(Recorded data)
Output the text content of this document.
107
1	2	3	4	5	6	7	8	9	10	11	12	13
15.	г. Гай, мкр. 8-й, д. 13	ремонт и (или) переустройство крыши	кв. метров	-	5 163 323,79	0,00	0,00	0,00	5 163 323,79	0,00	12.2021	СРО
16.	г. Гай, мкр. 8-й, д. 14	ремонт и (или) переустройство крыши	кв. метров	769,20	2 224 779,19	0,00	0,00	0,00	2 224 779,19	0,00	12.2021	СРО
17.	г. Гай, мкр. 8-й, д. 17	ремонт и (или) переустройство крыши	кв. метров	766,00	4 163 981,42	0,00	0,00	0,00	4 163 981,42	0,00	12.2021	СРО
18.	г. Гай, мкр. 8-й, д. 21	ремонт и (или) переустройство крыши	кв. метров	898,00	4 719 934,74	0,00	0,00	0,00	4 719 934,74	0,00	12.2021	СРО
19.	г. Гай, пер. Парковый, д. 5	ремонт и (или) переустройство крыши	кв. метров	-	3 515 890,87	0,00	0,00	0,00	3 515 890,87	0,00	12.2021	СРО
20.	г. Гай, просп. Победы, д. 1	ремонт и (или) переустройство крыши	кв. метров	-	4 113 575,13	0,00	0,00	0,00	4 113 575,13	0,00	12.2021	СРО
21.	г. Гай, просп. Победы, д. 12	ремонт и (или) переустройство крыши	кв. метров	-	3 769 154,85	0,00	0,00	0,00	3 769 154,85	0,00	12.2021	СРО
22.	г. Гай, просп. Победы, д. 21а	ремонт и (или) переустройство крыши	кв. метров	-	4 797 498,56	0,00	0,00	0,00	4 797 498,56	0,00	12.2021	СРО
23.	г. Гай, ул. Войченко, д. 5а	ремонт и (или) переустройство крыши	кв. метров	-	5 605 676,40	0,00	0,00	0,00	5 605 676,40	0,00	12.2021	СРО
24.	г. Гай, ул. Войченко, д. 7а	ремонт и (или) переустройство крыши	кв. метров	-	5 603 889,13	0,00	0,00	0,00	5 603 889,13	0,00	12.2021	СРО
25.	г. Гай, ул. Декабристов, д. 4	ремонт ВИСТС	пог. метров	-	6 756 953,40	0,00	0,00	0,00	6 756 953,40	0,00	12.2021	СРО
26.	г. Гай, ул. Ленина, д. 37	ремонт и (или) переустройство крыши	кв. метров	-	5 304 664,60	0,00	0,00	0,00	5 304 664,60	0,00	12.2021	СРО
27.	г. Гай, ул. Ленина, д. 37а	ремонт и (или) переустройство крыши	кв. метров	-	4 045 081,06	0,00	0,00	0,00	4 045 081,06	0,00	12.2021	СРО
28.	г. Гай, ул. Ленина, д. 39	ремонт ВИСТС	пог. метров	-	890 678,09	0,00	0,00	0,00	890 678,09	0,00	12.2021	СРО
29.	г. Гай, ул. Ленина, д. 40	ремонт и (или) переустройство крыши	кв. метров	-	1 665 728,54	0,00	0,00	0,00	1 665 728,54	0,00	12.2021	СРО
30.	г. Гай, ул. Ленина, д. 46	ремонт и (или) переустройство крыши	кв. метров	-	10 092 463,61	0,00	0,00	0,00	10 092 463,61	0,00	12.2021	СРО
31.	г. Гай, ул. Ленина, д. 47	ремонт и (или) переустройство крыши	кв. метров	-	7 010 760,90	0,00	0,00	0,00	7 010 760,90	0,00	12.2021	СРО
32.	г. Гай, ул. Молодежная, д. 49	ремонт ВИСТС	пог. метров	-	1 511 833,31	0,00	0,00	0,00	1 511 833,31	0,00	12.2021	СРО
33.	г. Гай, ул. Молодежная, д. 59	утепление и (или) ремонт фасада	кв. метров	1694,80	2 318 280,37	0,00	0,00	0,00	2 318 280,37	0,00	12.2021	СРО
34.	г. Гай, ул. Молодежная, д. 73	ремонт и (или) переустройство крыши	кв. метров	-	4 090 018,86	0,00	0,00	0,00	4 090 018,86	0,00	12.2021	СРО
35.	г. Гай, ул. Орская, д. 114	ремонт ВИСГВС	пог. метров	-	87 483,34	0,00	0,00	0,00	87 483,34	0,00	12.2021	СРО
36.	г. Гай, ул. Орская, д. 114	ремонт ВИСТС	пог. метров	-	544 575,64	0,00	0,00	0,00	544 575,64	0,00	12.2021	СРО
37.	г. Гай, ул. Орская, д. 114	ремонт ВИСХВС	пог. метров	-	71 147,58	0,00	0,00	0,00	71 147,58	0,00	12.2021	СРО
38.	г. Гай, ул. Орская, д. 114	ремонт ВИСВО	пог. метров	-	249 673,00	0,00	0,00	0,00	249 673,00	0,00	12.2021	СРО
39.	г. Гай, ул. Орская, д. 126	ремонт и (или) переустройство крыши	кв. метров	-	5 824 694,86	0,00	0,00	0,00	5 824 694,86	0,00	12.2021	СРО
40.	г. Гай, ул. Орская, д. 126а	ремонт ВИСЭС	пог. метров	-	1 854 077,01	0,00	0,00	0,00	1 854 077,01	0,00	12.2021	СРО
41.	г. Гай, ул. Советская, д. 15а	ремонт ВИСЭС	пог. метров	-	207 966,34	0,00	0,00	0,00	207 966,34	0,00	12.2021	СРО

Your task: Your task is to print all of the records exactly.

Exercise output:
Output the text content of this document.
107
1	2	3	4	5	6	7	8	9	10	11	12	13
15.	г. Гай, мкр. 8-й, д. 13	ремонт и (или) переустройство крыши	кв. метров	-	5 163 323,79	0,00	0,00	0,00	5 163 323,79	0,00	12.2021	СРО
16.	г. Гай, мкр. 8-й, д. 14	ремонт и (или) переустройство крыши	кв. метров	769,20	2 224 779,19	0,00	0,00	0,00	2 224 779,19	0,00	12.2021	СРО
17.	г. Гай, мкр. 8-й, д. 17	ремонт и (или) переустройство крыши	кв. метров	766,00	4 163 981,42	0,00	0,00	0,00	4 163 981,42	0,00	12.2021	СРО
18.	г. Гай, мкр. 8-й, д. 21	ремонт и (или) переустройство крыши	кв. метров	898,00	4 719 934,74	0,00	0,00	0,00	4 719 934,74	0,00	12.2021	СРО
19.	г. Гай, пер. Парковый, д. 5	ремонт и (или) переустройство крыши	кв. метров	-	3 515 890,87	0,00	0,00	0,00	3 515 890,87	0,00	12.2021	СРО
20.	г. Гай, просп. Победы, д. 1	ремонт и (или) переустройство крыши	кв. метров	-	4 113 575,13	0,00	0,00	0,00	4 113 575,13	0,00	12.2021	СРО
21.	г. Гай, просп. Победы, д. 12	ремонт и (или) переустройство крыши	кв. метров	-	3 769 154,85	0,00	0,00	0,00	3 769 154,85	0,00	12.2021	СРО
22.	г. Гай, просп. Победы, д. 21а	ремонт и (или) переустройство крыши	кв. метров	-	4 797 498,56	0,00	0,00	0,00	4 797 498,56	0,00	12.2021	СРО
23.	г. Гай, ул. Войченко, д. 5а	ремонт и (или) переустройство крыши	кв. метров	-	5 605 676,40	0,00	0,00	0,00	5 605 676,40	0,00	12.2021	СРО
24.	г. Гай, ул. Войченко, д. 7а	ремонт и (или) переустройство крыши	кв. метров	-	5 603 889,13	0,00	0,00	0,00	5 603 889,13	0,00	12.2021	СРО
25.	г. Гай, ул. Декабристов, д. 4	ремонт ВИСТС	пог. метров	-	6 756 953,40	0,00	0,00	0,00	6 756 953,40	0,00	12.2021	СРО
26.	г. Гай, ул. Ленина, д. 37	ремонт и (или) переустройство крыши	кв. метров	-	5 304 664,60	0,00	0,00	0,00	5 304 664,60	0,00	12.2021	СРО
27.	г. Гай, ул. Ленина, д. 37а	ремонт и (или) переустройство крыши	кв. метров	-	4 045 081,06	0,00	0,00	0,00	4 045 081,06	0,00	12.2021	СРО
28.	г. Гай, ул. Ленина, д. 39	ремонт ВИСТС	пог. метров	-	890 678,09	0,00	0,00	0,00	890 678,09	0,00	12.2021	СРО
29.	г. Гай, ул. Ленина, д. 40	ремонт и (или) переустройство крыши	кв. метров	-	1 665 728,54	0,00	0,00	0,00	1 665 728,54	0,00	12.2021	СРО
30.	г. Гай, ул. Ленина, д. 46	ремонт и (или) переустройство крыши	кв. метров	-	10 092 463,61	0,00	0,00	0,00	10 092 463,61	0,00	12.2021	СРО
31.	г. Гай, ул. Ленина, д. 47	ремонт и (или) переустройство крыши	кв. метров	-	7 010 760,90	0,00	0,00	0,00	7 010 760,90	0,00	12.2021	СРО
32.	г. Гай, ул. Молодежная, д. 49	ремонт ВИСТС	пог. метров	-	1 511 833,31	0,00	0,00	0,00	1 511 833,31	0,00	12.2021	СРО
33.	г. Гай, ул. Молодежная, д. 59	утепление и (или) ремонт фасада	кв. метров	1694,80	2 318 280,37	0,00	0,00	0,00	2 318 280,37	0,00	12.2021	СРО
34.	г. Гай, ул. Молодежная, д. 73	ремонт и (или) переустройство крыши	кв. метров	-	4 090 018,86	0,00	0,00	0,00	4 090 018,86	0,00	12.2021	СРО
35.	г. Гай, ул. Орская, д. 114	ремонт ВИСГВС	пог. метров	-	87 483,34	0,00	0,00	0,00	87 483,34	0,00	12.2021	СРО
36.	г. Гай, ул. Орская, д. 114	ремонт ВИСТС	пог. метров	-	544 575,64	0,00	0,00	0,00	544 575,64	0,00	12.2021	СРО
37.	г. Гай, ул. Орская, д. 114	ремонт ВИСХВС	пог. метров	-	71 147,58	0,00	0,00	0,00	71 147,58	0,00	12.2021	СРО
38.	г. Гай, ул. Орская, д. 114	ремонт ВИСВО	пог. метров	-	249 673,00	0,00	0,00	0,00	249 673,00	0,00	12.2021	СРО
39.	г. Гай, ул. Орская, д. 126	ремонт и (или) переустройство крыши	кв. метров	-	5 824 694,86	0,00	0,00	0,00	5 824 694,86	0,00	12.2021	СРО
40.	г. Гай, ул. Орская, д. 126а	ремонт ВИСЭС	пог. метров	-	1 854 077,01	0,00	0,00	0,00	1 854 077,01	0,00	12.2021	СРО
41.	г. Гай, ул. Советская, д. 15а	ремонт ВИСЭС	пог. метров	-	207 966,34	0,00	0,00	0,00	207 966,34	0,00	12.2021	СРО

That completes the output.